= Task goal =
Can you turn the lines starting at the beginning of the records and ending at the line that contains "Ellipse shape [432, 283, 447, 299]", both included, into a JSON list of strings, one string per line, leaving out blank lines?
* Start Data to use *
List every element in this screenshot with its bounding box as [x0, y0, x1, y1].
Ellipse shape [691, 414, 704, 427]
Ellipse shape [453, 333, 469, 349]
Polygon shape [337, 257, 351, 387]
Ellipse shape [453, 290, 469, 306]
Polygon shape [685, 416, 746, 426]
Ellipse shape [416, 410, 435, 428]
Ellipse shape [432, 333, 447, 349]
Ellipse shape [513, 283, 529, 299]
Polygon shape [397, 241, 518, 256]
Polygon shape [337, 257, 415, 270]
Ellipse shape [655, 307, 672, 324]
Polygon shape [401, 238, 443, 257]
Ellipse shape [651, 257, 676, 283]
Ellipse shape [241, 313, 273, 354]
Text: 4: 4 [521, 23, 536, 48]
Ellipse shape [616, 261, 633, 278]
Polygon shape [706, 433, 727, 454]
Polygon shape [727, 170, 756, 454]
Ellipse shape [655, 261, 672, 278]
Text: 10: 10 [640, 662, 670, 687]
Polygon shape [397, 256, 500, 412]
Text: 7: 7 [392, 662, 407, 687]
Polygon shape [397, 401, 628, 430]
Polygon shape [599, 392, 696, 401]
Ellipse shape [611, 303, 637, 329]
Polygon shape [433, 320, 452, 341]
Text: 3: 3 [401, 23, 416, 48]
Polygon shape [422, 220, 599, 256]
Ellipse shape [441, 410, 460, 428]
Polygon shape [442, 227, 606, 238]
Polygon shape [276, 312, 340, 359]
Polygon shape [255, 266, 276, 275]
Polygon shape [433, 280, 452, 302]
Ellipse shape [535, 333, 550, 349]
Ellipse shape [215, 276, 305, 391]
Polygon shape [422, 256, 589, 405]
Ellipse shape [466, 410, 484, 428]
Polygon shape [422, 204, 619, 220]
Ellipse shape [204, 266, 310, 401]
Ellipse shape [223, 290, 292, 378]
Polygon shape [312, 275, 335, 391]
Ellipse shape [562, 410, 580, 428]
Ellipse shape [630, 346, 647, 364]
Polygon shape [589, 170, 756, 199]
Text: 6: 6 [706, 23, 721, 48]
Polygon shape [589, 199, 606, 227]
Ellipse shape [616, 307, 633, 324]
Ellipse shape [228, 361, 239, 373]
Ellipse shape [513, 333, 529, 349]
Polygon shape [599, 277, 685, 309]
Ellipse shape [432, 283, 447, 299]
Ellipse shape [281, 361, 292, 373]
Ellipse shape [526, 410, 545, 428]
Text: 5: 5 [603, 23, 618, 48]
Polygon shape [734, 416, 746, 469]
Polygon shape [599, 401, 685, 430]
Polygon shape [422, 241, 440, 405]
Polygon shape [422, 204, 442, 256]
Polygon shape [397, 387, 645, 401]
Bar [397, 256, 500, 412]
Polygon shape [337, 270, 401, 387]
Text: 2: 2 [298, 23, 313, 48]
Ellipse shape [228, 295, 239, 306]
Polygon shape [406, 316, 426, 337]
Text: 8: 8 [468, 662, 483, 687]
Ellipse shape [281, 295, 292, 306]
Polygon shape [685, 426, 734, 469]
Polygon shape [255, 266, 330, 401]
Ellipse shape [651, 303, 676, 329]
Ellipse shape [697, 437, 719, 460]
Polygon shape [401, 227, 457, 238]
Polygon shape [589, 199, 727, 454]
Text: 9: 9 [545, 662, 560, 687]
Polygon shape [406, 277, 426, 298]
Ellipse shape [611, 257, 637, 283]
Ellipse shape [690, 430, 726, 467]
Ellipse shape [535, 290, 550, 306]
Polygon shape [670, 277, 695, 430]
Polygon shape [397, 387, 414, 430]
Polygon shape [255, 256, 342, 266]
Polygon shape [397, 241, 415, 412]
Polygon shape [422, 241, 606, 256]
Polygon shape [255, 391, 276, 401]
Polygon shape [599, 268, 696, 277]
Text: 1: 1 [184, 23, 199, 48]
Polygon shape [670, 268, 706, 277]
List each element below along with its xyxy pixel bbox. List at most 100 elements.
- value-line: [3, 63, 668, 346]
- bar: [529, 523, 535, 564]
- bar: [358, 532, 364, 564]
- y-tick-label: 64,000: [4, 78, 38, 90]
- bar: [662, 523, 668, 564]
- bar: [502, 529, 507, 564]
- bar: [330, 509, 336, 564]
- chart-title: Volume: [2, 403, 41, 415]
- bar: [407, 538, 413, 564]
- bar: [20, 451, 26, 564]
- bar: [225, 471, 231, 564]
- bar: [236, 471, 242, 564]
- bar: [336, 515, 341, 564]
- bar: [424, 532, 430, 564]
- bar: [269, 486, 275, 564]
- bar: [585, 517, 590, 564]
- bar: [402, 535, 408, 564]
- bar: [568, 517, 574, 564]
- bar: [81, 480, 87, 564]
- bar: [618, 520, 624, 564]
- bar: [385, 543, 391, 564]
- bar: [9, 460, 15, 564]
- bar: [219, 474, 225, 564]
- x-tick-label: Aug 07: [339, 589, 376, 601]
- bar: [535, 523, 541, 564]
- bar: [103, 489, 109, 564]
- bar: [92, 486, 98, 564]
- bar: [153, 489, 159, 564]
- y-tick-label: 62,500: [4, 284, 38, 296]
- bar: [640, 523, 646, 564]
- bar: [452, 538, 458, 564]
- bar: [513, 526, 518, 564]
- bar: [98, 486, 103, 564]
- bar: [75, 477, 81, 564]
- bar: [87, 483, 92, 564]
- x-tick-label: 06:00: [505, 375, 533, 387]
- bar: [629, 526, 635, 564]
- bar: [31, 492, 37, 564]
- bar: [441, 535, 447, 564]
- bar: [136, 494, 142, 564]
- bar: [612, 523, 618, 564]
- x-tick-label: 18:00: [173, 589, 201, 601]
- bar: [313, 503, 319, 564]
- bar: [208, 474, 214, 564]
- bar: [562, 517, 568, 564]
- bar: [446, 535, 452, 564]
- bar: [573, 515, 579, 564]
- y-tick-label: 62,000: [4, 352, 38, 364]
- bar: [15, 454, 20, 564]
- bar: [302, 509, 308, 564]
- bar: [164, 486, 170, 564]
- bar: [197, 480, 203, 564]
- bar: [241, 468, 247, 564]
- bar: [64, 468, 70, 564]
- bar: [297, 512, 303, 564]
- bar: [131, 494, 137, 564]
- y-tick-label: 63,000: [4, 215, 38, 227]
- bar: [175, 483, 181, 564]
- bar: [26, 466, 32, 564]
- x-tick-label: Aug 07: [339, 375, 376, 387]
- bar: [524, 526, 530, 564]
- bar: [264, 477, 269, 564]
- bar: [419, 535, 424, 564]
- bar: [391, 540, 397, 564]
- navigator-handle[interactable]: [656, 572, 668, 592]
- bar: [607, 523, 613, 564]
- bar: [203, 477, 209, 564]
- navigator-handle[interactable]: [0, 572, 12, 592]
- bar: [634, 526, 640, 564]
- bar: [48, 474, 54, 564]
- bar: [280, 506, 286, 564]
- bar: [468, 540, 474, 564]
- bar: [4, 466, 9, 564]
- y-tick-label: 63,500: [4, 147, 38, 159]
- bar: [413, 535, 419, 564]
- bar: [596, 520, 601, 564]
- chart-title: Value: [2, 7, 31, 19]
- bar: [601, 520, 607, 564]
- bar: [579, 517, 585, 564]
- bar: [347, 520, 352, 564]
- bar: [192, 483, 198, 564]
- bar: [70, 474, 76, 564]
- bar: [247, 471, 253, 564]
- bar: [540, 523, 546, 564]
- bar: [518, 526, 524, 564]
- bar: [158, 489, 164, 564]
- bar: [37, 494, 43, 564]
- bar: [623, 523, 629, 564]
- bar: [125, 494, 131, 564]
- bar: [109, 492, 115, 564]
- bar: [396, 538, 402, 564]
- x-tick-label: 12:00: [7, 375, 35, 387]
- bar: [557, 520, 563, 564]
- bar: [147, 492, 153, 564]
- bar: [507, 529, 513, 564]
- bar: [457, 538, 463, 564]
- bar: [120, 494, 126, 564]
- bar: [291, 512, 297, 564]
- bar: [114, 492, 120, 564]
* End Data to use *
= Full answer =
[
  "List every element in this screenshot with its bounding box as [x0, y0, x1, y1].",
  "Ellipse shape [691, 414, 704, 427]",
  "Ellipse shape [453, 333, 469, 349]",
  "Polygon shape [337, 257, 351, 387]",
  "Ellipse shape [453, 290, 469, 306]",
  "Polygon shape [685, 416, 746, 426]",
  "Ellipse shape [416, 410, 435, 428]",
  "Ellipse shape [432, 333, 447, 349]",
  "Ellipse shape [513, 283, 529, 299]",
  "Polygon shape [397, 241, 518, 256]",
  "Polygon shape [337, 257, 415, 270]",
  "Ellipse shape [655, 307, 672, 324]",
  "Polygon shape [401, 238, 443, 257]",
  "Ellipse shape [651, 257, 676, 283]",
  "Ellipse shape [241, 313, 273, 354]",
  "Text: 4: 4 [521, 23, 536, 48]",
  "Ellipse shape [616, 261, 633, 278]",
  "Polygon shape [706, 433, 727, 454]",
  "Polygon shape [727, 170, 756, 454]",
  "Ellipse shape [655, 261, 672, 278]",
  "Text: 10: 10 [640, 662, 670, 687]",
  "Polygon shape [397, 256, 500, 412]",
  "Text: 7: 7 [392, 662, 407, 687]",
  "Polygon shape [397, 401, 628, 430]",
  "Polygon shape [599, 392, 696, 401]",
  "Ellipse shape [611, 303, 637, 329]",
  "Polygon shape [433, 320, 452, 341]",
  "Text: 3: 3 [401, 23, 416, 48]",
  "Polygon shape [422, 220, 599, 256]",
  "Ellipse shape [441, 410, 460, 428]",
  "Polygon shape [442, 227, 606, 238]",
  "Polygon shape [276, 312, 340, 359]",
  "Polygon shape [255, 266, 276, 275]",
  "Polygon shape [433, 280, 452, 302]",
  "Ellipse shape [535, 333, 550, 349]",
  "Ellipse shape [215, 276, 305, 391]",
  "Polygon shape [422, 256, 589, 405]",
  "Ellipse shape [466, 410, 484, 428]",
  "Polygon shape [422, 204, 619, 220]",
  "Ellipse shape [204, 266, 310, 401]",
  "Ellipse shape [223, 290, 292, 378]",
  "Polygon shape [312, 275, 335, 391]",
  "Ellipse shape [562, 410, 580, 428]",
  "Ellipse shape [630, 346, 647, 364]",
  "Polygon shape [589, 170, 756, 199]",
  "Text: 6: 6 [706, 23, 721, 48]",
  "Polygon shape [589, 199, 606, 227]",
  "Ellipse shape [616, 307, 633, 324]",
  "Ellipse shape [228, 361, 239, 373]",
  "Ellipse shape [513, 333, 529, 349]",
  "Polygon shape [599, 277, 685, 309]",
  "Ellipse shape [432, 283, 447, 299]"
]